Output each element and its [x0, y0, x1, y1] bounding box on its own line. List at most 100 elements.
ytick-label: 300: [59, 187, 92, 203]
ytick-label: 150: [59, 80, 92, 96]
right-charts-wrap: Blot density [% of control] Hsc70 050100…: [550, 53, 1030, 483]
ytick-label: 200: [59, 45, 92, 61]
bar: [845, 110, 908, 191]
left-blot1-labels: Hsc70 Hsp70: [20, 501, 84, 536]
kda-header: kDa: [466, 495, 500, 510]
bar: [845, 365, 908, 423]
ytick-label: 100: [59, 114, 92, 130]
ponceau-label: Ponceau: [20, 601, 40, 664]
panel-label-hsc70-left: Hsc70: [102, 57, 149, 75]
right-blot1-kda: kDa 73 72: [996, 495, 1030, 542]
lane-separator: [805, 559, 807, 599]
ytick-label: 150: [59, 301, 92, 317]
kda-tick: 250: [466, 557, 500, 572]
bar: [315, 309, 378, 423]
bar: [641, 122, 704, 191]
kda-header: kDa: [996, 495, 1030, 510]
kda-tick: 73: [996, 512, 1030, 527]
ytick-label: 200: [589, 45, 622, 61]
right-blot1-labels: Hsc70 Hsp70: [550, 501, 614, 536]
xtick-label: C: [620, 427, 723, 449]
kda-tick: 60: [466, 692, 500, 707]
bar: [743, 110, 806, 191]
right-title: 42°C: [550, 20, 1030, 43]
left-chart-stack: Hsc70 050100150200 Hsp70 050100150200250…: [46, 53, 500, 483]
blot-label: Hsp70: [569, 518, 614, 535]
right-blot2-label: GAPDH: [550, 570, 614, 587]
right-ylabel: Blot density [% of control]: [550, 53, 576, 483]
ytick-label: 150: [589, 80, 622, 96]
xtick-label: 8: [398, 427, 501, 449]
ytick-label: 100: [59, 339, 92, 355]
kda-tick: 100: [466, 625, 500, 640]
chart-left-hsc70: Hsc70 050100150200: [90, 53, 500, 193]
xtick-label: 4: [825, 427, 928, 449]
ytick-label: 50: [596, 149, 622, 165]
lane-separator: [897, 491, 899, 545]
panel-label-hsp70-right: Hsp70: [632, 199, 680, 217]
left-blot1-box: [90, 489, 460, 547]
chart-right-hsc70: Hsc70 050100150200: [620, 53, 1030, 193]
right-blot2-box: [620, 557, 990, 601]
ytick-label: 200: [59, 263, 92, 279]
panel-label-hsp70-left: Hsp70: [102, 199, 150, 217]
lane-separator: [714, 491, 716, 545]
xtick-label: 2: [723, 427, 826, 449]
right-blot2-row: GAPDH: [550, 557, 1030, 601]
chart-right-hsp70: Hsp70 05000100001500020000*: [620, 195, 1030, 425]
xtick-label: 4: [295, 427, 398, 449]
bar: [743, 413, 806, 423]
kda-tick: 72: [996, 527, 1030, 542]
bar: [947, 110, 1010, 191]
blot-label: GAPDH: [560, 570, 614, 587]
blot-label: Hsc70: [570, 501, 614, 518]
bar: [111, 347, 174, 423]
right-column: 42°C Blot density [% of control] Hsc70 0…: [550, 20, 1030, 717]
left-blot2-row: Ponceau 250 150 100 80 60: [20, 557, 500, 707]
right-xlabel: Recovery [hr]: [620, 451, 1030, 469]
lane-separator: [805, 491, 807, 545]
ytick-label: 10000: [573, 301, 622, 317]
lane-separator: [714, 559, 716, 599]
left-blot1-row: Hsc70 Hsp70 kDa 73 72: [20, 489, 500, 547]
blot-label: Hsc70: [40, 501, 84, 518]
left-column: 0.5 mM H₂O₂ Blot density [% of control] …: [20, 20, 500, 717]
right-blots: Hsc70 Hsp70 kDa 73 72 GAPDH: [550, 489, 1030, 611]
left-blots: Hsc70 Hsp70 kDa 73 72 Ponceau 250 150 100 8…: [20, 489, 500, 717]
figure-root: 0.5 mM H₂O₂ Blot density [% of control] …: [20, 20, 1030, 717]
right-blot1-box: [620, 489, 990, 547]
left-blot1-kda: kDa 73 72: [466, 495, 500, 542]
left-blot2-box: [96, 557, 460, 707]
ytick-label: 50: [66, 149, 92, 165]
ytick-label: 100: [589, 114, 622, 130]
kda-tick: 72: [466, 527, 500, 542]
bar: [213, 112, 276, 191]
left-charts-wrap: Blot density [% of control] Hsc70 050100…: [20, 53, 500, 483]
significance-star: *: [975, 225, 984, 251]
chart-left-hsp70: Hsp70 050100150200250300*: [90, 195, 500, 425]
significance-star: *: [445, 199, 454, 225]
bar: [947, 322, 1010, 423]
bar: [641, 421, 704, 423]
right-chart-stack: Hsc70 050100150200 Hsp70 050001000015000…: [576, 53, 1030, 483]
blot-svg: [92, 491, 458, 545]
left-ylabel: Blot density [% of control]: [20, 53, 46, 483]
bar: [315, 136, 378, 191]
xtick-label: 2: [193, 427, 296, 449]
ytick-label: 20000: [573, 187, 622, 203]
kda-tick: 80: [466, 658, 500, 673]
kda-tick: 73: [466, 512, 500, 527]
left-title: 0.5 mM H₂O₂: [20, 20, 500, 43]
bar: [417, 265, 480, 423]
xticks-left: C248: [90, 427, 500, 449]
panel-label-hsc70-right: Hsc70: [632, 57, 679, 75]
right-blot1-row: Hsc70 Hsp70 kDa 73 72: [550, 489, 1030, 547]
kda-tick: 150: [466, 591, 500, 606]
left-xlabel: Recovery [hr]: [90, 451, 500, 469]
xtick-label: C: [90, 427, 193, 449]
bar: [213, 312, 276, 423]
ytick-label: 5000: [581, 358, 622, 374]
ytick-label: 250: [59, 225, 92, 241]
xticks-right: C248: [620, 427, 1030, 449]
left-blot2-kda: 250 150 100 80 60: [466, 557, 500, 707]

____

**Exercise prompt**
Please give the lines from the very start of the data through the line containing "kda-tick: 60: [466, 692, 500, 707]" as a JSON list of strings, one string per line, leaving out blank lines.

**Task answer**
[
  "Output each element and its [x0, y0, x1, y1] bounding box on its own line. List at most 100 elements.",
  "ytick-label: 300: [59, 187, 92, 203]",
  "ytick-label: 150: [59, 80, 92, 96]",
  "right-charts-wrap: Blot density [% of control] Hsc70 050100…: [550, 53, 1030, 483]",
  "ytick-label: 200: [59, 45, 92, 61]",
  "bar: [845, 110, 908, 191]",
  "left-blot1-labels: Hsc70 Hsp70: [20, 501, 84, 536]",
  "kda-header: kDa: [466, 495, 500, 510]",
  "bar: [845, 365, 908, 423]",
  "ytick-label: 100: [59, 114, 92, 130]",
  "ponceau-label: Ponceau: [20, 601, 40, 664]",
  "panel-label-hsc70-left: Hsc70: [102, 57, 149, 75]",
  "right-blot1-kda: kDa 73 72: [996, 495, 1030, 542]",
  "lane-separator: [805, 559, 807, 599]",
  "ytick-label: 150: [59, 301, 92, 317]",
  "kda-tick: 250: [466, 557, 500, 572]",
  "bar: [315, 309, 378, 423]",
  "bar: [641, 122, 704, 191]",
  "kda-header: kDa: [996, 495, 1030, 510]",
  "kda-tick: 73: [996, 512, 1030, 527]",
  "ytick-label: 200: [589, 45, 622, 61]",
  "right-blot1-labels: Hsc70 Hsp70: [550, 501, 614, 536]",
  "xtick-label: C: [620, 427, 723, 449]",
  "kda-tick: 60: [466, 692, 500, 707]"
]